REQUIREMENT: Set the listing down again exactly, please, apart from its pictures.

RECORDED INFORMATION:
────────────────────────────────────────

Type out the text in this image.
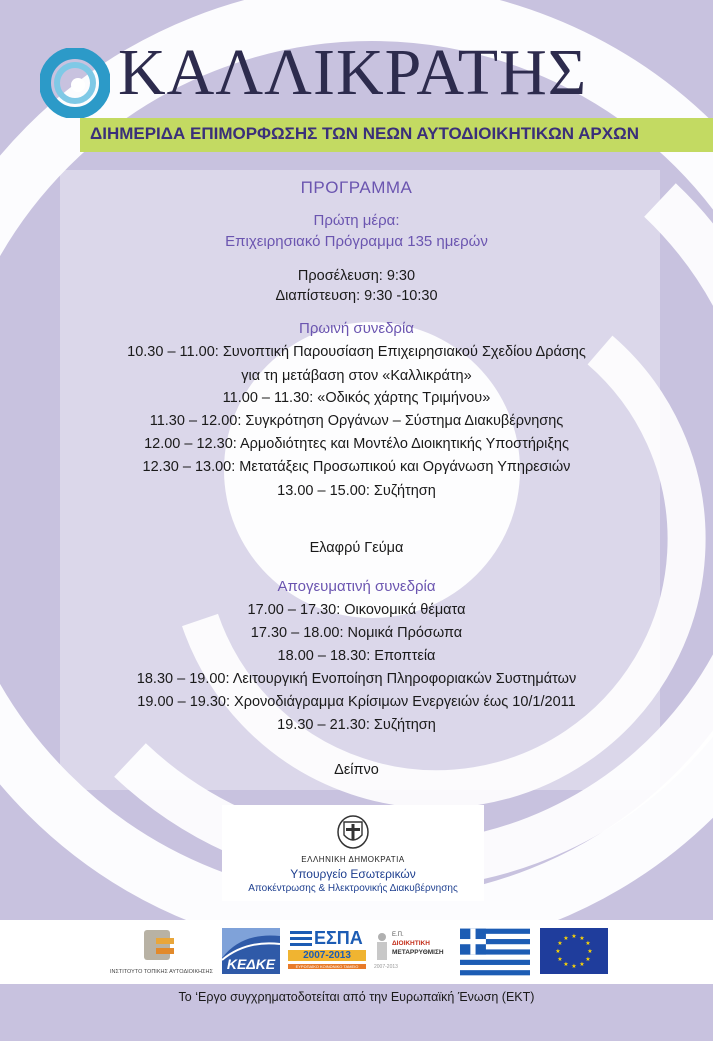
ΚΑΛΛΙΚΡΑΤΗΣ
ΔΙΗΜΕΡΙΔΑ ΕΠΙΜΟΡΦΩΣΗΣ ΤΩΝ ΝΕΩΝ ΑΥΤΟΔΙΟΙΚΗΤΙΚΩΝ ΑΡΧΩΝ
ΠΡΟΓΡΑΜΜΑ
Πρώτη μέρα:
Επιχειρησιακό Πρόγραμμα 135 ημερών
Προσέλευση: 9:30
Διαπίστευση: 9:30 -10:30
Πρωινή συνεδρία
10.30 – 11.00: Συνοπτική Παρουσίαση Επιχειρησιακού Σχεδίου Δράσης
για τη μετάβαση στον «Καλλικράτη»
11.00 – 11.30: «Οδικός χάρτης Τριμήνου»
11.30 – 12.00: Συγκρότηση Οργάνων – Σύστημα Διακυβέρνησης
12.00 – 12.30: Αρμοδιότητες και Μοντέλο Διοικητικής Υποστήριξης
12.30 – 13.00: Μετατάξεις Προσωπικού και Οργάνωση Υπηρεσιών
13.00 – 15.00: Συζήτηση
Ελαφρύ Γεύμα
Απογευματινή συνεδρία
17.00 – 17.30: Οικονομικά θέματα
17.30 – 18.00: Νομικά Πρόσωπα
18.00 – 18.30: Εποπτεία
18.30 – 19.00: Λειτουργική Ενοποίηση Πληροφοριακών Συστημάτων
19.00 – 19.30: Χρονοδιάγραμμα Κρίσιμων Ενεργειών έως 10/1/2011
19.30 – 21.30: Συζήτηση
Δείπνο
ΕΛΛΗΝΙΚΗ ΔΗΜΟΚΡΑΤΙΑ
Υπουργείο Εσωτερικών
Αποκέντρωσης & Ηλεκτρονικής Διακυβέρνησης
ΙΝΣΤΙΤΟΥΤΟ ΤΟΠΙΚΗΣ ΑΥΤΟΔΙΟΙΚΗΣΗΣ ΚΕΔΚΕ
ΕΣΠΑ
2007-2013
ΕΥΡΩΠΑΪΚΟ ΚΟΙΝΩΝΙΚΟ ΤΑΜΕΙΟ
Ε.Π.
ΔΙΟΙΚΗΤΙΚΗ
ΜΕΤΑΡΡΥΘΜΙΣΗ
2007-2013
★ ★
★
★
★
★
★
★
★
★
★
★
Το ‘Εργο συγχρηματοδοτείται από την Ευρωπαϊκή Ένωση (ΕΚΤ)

────────────────────────────────────────

FULL SOLUTION:
Type out the text in this image.
ΚΑΛΛΙΚΡΑΤΗΣ
ΔΙΗΜΕΡΙΔΑ ΕΠΙΜΟΡΦΩΣΗΣ ΤΩΝ ΝΕΩΝ ΑΥΤΟΔΙΟΙΚΗΤΙΚΩΝ ΑΡΧΩΝ
ΠΡΟΓΡΑΜΜΑ
Πρώτη μέρα:
Επιχειρησιακό Πρόγραμμα 135 ημερών
Προσέλευση: 9:30
Διαπίστευση: 9:30 -10:30
Πρωινή συνεδρία
10.30 – 11.00: Συνοπτική Παρουσίαση Επιχειρησιακού Σχεδίου Δράσης
για τη μετάβαση στον «Καλλικράτη»
11.00 – 11.30: «Οδικός χάρτης Τριμήνου»
11.30 – 12.00: Συγκρότηση Οργάνων – Σύστημα Διακυβέρνησης
12.00 – 12.30: Αρμοδιότητες και Μοντέλο Διοικητικής Υποστήριξης
12.30 – 13.00: Μετατάξεις Προσωπικού και Οργάνωση Υπηρεσιών
13.00 – 15.00: Συζήτηση
Ελαφρύ Γεύμα
Απογευματινή συνεδρία
17.00 – 17.30: Οικονομικά θέματα
17.30 – 18.00: Νομικά Πρόσωπα
18.00 – 18.30: Εποπτεία
18.30 – 19.00: Λειτουργική Ενοποίηση Πληροφοριακών Συστημάτων
19.00 – 19.30: Χρονοδιάγραμμα Κρίσιμων Ενεργειών έως 10/1/2011
19.30 – 21.30: Συζήτηση
Δείπνο
ΕΛΛΗΝΙΚΗ ΔΗΜΟΚΡΑΤΙΑ
Υπουργείο Εσωτερικών
Αποκέντρωσης & Ηλεκτρονικής Διακυβέρνησης
ΙΝΣΤΙΤΟΥΤΟ ΤΟΠΙΚΗΣ ΑΥΤΟΔΙΟΙΚΗΣΗΣ ΚΕΔΚΕ
ΕΣΠΑ
2007-2013
ΕΥΡΩΠΑΪΚΟ ΚΟΙΝΩΝΙΚΟ ΤΑΜΕΙΟ
Ε.Π.
ΔΙΟΙΚΗΤΙΚΗ
ΜΕΤΑΡΡΥΘΜΙΣΗ
2007-2013
★ ★
★
★
★
★
★
★
★
★
★
★
Το ‘Εργο συγχρηματοδοτείται από την Ευρωπαϊκή Ένωση (ΕΚΤ)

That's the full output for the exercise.